**Task goal**
Arrange every line of the entries below as a JSON list of strings, one string per line, with blank lines omitted. Leave the pictures out of the answer.
--- Start of Stored rows ---
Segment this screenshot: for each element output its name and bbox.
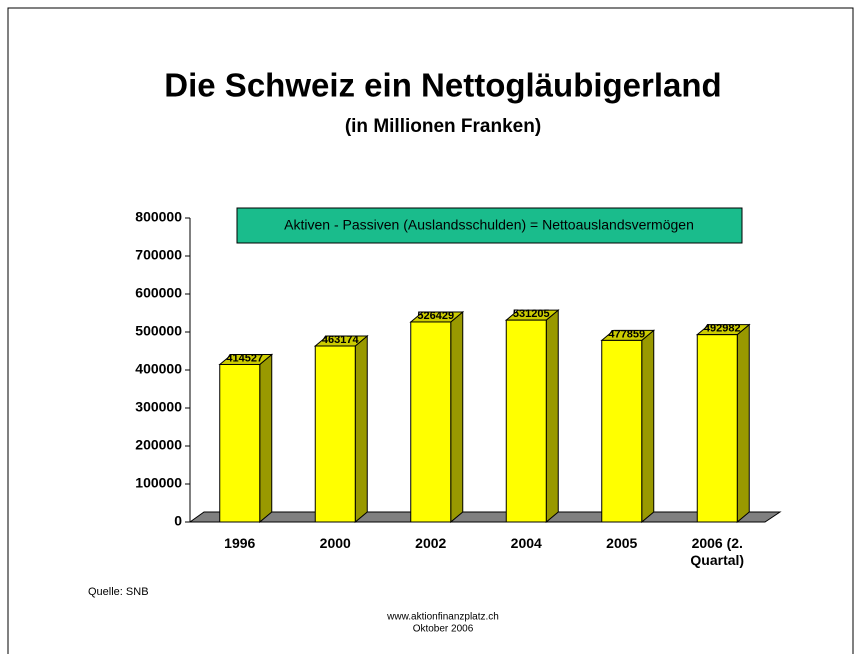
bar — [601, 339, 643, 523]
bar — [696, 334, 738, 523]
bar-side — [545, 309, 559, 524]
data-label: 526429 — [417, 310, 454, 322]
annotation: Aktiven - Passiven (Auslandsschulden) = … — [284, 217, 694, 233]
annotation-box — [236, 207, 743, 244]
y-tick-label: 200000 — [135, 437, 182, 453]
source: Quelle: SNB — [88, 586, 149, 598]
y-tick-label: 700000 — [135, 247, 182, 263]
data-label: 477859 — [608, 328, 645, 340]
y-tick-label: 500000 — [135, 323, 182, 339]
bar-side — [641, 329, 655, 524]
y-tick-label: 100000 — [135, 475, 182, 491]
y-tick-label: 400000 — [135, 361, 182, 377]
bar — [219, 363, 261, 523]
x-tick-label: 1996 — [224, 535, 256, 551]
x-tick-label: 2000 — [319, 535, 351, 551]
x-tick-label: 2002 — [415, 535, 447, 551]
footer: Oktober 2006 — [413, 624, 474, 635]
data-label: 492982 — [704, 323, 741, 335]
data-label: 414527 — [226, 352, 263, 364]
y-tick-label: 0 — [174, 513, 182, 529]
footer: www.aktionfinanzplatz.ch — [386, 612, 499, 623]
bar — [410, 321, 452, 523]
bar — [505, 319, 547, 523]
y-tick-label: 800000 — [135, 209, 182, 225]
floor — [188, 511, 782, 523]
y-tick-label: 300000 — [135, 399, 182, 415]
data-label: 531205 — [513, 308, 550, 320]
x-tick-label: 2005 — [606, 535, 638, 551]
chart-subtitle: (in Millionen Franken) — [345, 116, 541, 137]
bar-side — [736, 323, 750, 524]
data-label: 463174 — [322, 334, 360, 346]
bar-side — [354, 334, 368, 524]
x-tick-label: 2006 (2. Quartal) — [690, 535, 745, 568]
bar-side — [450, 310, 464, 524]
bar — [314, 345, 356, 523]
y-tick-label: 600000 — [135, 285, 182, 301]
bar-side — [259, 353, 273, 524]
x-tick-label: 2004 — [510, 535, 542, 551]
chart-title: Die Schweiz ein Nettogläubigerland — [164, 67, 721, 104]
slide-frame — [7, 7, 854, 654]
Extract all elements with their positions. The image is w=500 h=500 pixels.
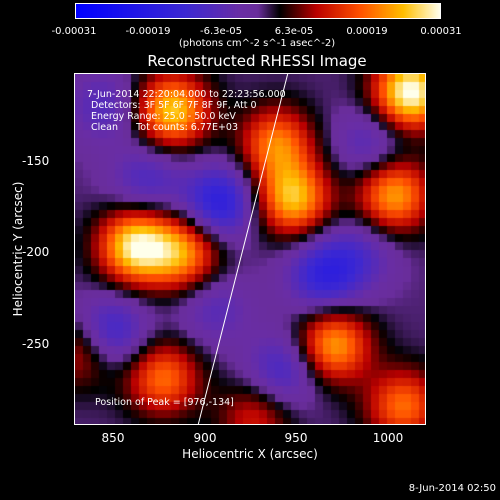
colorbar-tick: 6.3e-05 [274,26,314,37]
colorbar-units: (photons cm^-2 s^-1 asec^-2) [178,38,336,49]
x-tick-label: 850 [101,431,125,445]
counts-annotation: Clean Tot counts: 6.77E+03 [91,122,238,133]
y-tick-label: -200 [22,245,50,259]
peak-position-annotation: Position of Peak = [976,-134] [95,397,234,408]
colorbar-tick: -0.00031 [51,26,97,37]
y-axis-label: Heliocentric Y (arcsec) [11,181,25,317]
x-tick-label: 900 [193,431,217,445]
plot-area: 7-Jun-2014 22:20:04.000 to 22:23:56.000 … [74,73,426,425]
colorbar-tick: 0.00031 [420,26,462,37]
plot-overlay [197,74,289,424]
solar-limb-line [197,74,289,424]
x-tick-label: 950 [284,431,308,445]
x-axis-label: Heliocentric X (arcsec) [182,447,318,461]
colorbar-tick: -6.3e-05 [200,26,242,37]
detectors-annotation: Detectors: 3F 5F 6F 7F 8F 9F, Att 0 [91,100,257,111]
--- End of Stored rows ---
**Output for this task**
[
  "Segment this screenshot: for each element output its name and bbox.",
  "bar — [601, 339, 643, 523]",
  "bar — [696, 334, 738, 523]",
  "bar-side — [545, 309, 559, 524]",
  "data-label: 526429 — [417, 310, 454, 322]",
  "annotation: Aktiven - Passiven (Auslandsschulden) = … — [284, 217, 694, 233]",
  "annotation-box — [236, 207, 743, 244]",
  "y-tick-label: 200000 — [135, 437, 182, 453]",
  "source: Quelle: SNB — [88, 586, 149, 598]",
  "y-tick-label: 700000 — [135, 247, 182, 263]",
  "data-label: 477859 — [608, 328, 645, 340]",
  "y-tick-label: 500000 — [135, 323, 182, 339]",
  "bar-side — [641, 329, 655, 524]",
  "y-tick-label: 100000 — [135, 475, 182, 491]",
  "y-tick-label: 400000 — [135, 361, 182, 377]",
  "bar — [219, 363, 261, 523]",
  "x-tick-label: 1996 — [224, 535, 256, 551]",
  "x-tick-label: 2000 — [319, 535, 351, 551]",
  "x-tick-label: 2002 — [415, 535, 447, 551]",
  "footer: Oktober 2006 — [413, 624, 474, 635]",
  "data-label: 492982 — [704, 323, 741, 335]",
  "data-label: 414527 — [226, 352, 263, 364]",
  "y-tick-label: 0 — [174, 513, 182, 529]",
  "footer: www.aktionfinanzplatz.ch — [386, 612, 499, 623]",
  "bar — [410, 321, 452, 523]",
  "bar — [505, 319, 547, 523]",
  "y-tick-label: 800000 — [135, 209, 182, 225]",
  "floor — [188, 511, 782, 523]",
  "y-tick-label: 300000 — [135, 399, 182, 415]",
  "data-label: 531205 — [513, 308, 550, 320]",
  "x-tick-label: 2005 — [606, 535, 638, 551]",
  "chart-subtitle: (in Millionen Franken) — [345, 116, 541, 137]",
  "bar-side — [736, 323, 750, 524]",
  "data-label: 463174 — [322, 334, 360, 346]",
  "bar-side — [354, 334, 368, 524]",
  "x-tick-label: 2006 (2. Quartal) — [690, 535, 745, 568]",
  "bar-side — [450, 310, 464, 524]",
  "bar — [314, 345, 356, 523]",
  "y-tick-label: 600000 — [135, 285, 182, 301]",
  "bar-side — [259, 353, 273, 524]",
  "x-tick-label: 2004 — [510, 535, 542, 551]",
  "chart-title: Die Schweiz ein Nettogläubigerland — [164, 67, 721, 104]",
  "slide-frame — [7, 7, 854, 654]",
  "Extract all elements with their positions. The image is w=500 h=500 pixels.",
  "colorbar-tick: 6.3e-05 [274,26,314,37]",
  "colorbar-units: (photons cm^-2 s^-1 asec^-2) [178,38,336,49]",
  "x-tick-label: 850 [101,431,125,445]",
  "counts-annotation: Clean Tot counts: 6.77E+03 [91,122,238,133]",
  "y-tick-label: -200 [22,245,50,259]",
  "peak-position-annotation: Position of Peak = [976,-134] [95,397,234,408]",
  "colorbar-tick: -0.00031 [51,26,97,37]",
  "y-axis-label: Heliocentric Y (arcsec) [11,181,25,317]",
  "x-tick-label: 900 [193,431,217,445]",
  "plot-area: 7-Jun-2014 22:20:04.000 to 22:23:56.000 … [74,73,426,425]",
  "colorbar-tick: 0.00031 [420,26,462,37]",
  "plot-overlay [197,74,289,424]",
  "solar-limb-line [197,74,289,424]",
  "x-tick-label: 950 [284,431,308,445]",
  "x-axis-label: Heliocentric X (arcsec) [182,447,318,461]",
  "colorbar-tick: -6.3e-05 [200,26,242,37]",
  "detectors-annotation: Detectors: 3F 5F 6F 7F 8F 9F, Att 0 [91,100,257,111]"
]